## Directions
What follows is a listing to be transcribed exactly.

Data entries
☆ ☆ ☆ ☆
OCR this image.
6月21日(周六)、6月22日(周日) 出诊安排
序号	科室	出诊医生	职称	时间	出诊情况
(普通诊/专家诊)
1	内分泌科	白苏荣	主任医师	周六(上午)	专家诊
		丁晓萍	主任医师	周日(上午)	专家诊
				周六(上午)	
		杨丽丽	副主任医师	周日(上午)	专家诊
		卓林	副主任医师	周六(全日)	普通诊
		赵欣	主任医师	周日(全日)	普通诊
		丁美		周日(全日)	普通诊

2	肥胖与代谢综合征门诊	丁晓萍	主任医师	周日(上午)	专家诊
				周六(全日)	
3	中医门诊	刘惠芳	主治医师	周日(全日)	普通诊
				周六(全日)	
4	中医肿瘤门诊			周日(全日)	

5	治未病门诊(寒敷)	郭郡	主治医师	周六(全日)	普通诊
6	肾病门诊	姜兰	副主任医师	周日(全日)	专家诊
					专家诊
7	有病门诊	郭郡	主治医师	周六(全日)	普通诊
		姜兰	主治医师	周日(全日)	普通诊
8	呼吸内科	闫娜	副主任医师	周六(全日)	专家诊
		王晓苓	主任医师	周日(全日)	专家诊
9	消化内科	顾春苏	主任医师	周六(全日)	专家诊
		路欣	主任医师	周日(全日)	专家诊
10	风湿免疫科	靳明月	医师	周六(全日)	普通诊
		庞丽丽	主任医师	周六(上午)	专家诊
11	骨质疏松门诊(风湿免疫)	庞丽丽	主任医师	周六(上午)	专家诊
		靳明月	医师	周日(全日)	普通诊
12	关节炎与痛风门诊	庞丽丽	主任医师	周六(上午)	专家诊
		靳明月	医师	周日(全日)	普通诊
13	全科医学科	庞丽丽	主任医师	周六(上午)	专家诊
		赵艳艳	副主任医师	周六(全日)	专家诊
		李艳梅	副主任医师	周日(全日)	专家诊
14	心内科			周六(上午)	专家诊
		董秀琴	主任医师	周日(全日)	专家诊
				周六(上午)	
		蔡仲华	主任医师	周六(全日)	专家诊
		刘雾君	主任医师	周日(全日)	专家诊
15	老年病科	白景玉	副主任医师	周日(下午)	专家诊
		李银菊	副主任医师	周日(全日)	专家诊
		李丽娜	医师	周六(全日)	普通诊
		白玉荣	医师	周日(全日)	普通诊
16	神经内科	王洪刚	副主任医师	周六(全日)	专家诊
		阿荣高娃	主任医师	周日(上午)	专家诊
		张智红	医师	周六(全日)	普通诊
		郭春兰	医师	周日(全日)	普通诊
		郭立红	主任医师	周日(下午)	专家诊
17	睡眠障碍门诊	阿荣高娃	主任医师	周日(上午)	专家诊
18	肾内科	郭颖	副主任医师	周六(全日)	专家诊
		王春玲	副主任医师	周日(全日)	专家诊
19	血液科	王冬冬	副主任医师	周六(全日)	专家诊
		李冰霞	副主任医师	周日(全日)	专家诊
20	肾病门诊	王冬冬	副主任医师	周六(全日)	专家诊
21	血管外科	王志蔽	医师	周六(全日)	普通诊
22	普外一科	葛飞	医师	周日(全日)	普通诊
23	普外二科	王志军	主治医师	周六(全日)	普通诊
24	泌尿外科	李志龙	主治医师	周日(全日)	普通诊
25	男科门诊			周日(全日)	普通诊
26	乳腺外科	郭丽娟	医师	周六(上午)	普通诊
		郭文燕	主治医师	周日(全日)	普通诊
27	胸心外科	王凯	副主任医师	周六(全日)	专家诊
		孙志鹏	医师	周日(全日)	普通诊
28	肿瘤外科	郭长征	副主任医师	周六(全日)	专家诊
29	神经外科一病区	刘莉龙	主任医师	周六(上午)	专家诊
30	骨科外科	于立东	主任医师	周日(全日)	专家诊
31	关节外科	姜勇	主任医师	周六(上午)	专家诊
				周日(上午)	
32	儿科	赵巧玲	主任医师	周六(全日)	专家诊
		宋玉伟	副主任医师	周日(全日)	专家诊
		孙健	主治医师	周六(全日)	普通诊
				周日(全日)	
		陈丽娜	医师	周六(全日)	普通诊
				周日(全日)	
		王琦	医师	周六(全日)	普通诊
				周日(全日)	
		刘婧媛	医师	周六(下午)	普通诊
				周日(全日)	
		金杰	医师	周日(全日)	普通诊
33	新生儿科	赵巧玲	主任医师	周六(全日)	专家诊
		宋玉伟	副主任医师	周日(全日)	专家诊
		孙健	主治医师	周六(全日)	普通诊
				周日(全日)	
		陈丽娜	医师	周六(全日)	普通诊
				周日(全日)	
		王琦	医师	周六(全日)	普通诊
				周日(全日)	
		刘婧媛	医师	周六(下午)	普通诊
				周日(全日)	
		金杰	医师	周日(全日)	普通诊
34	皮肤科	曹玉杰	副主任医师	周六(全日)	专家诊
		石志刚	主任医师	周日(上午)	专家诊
☆ ☆ ☆ ☆
## Response to the task
OCR this image.
6月21日(周六)、6月22日(周日) 出诊安排
序号	科室	出诊医生	职称	时间	出诊情况
(普通诊/专家诊)
1	内分泌科	白苏荣	主任医师	周六(上午)	专家诊
		丁晓萍	主任医师	周日(上午)	专家诊
				周六(上午)	
		杨丽丽	副主任医师	周日(上午)	专家诊
		卓林	副主任医师	周六(全日)	普通诊
		赵欣	主任医师	周日(全日)	普通诊
		丁美		周日(全日)	普通诊

2	肥胖与代谢综合征门诊	丁晓萍	主任医师	周日(上午)	专家诊
				周六(全日)	
3	中医门诊	刘惠芳	主治医师	周日(全日)	普通诊
				周六(全日)	
4	中医肿瘤门诊			周日(全日)	

5	治未病门诊(寒敷)	郭郡	主治医师	周六(全日)	普通诊
6	肾病门诊	姜兰	副主任医师	周日(全日)	专家诊
					专家诊
7	有病门诊	郭郡	主治医师	周六(全日)	普通诊
		姜兰	主治医师	周日(全日)	普通诊
8	呼吸内科	闫娜	副主任医师	周六(全日)	专家诊
		王晓苓	主任医师	周日(全日)	专家诊
9	消化内科	顾春苏	主任医师	周六(全日)	专家诊
		路欣	主任医师	周日(全日)	专家诊
10	风湿免疫科	靳明月	医师	周六(全日)	普通诊
		庞丽丽	主任医师	周六(上午)	专家诊
11	骨质疏松门诊(风湿免疫)	庞丽丽	主任医师	周六(上午)	专家诊
		靳明月	医师	周日(全日)	普通诊
12	关节炎与痛风门诊	庞丽丽	主任医师	周六(上午)	专家诊
		靳明月	医师	周日(全日)	普通诊
13	全科医学科	庞丽丽	主任医师	周六(上午)	专家诊
		赵艳艳	副主任医师	周六(全日)	专家诊
		李艳梅	副主任医师	周日(全日)	专家诊
14	心内科			周六(上午)	专家诊
		董秀琴	主任医师	周日(全日)	专家诊
				周六(上午)	
		蔡仲华	主任医师	周六(全日)	专家诊
		刘雾君	主任医师	周日(全日)	专家诊
15	老年病科	白景玉	副主任医师	周日(下午)	专家诊
		李银菊	副主任医师	周日(全日)	专家诊
		李丽娜	医师	周六(全日)	普通诊
		白玉荣	医师	周日(全日)	普通诊
16	神经内科	王洪刚	副主任医师	周六(全日)	专家诊
		阿荣高娃	主任医师	周日(上午)	专家诊
		张智红	医师	周六(全日)	普通诊
		郭春兰	医师	周日(全日)	普通诊
		郭立红	主任医师	周日(下午)	专家诊
17	睡眠障碍门诊	阿荣高娃	主任医师	周日(上午)	专家诊
18	肾内科	郭颖	副主任医师	周六(全日)	专家诊
		王春玲	副主任医师	周日(全日)	专家诊
19	血液科	王冬冬	副主任医师	周六(全日)	专家诊
		李冰霞	副主任医师	周日(全日)	专家诊
20	肾病门诊	王冬冬	副主任医师	周六(全日)	专家诊
21	血管外科	王志蔽	医师	周六(全日)	普通诊
22	普外一科	葛飞	医师	周日(全日)	普通诊
23	普外二科	王志军	主治医师	周六(全日)	普通诊
24	泌尿外科	李志龙	主治医师	周日(全日)	普通诊
25	男科门诊			周日(全日)	普通诊
26	乳腺外科	郭丽娟	医师	周六(上午)	普通诊
		郭文燕	主治医师	周日(全日)	普通诊
27	胸心外科	王凯	副主任医师	周六(全日)	专家诊
		孙志鹏	医师	周日(全日)	普通诊
28	肿瘤外科	郭长征	副主任医师	周六(全日)	专家诊
29	神经外科一病区	刘莉龙	主任医师	周六(上午)	专家诊
30	骨科外科	于立东	主任医师	周日(全日)	专家诊
31	关节外科	姜勇	主任医师	周六(上午)	专家诊
				周日(上午)	
32	儿科	赵巧玲	主任医师	周六(全日)	专家诊
		宋玉伟	副主任医师	周日(全日)	专家诊
		孙健	主治医师	周六(全日)	普通诊
				周日(全日)	
		陈丽娜	医师	周六(全日)	普通诊
				周日(全日)	
		王琦	医师	周六(全日)	普通诊
				周日(全日)	
		刘婧媛	医师	周六(下午)	普通诊
				周日(全日)	
		金杰	医师	周日(全日)	普通诊
33	新生儿科	赵巧玲	主任医师	周六(全日)	专家诊
		宋玉伟	副主任医师	周日(全日)	专家诊
		孙健	主治医师	周六(全日)	普通诊
				周日(全日)	
		陈丽娜	医师	周六(全日)	普通诊
				周日(全日)	
		王琦	医师	周六(全日)	普通诊
				周日(全日)	
		刘婧媛	医师	周六(下午)	普通诊
				周日(全日)	
		金杰	医师	周日(全日)	普通诊
34	皮肤科	曹玉杰	副主任医师	周六(全日)	专家诊
		石志刚	主任医师	周日(上午)	专家诊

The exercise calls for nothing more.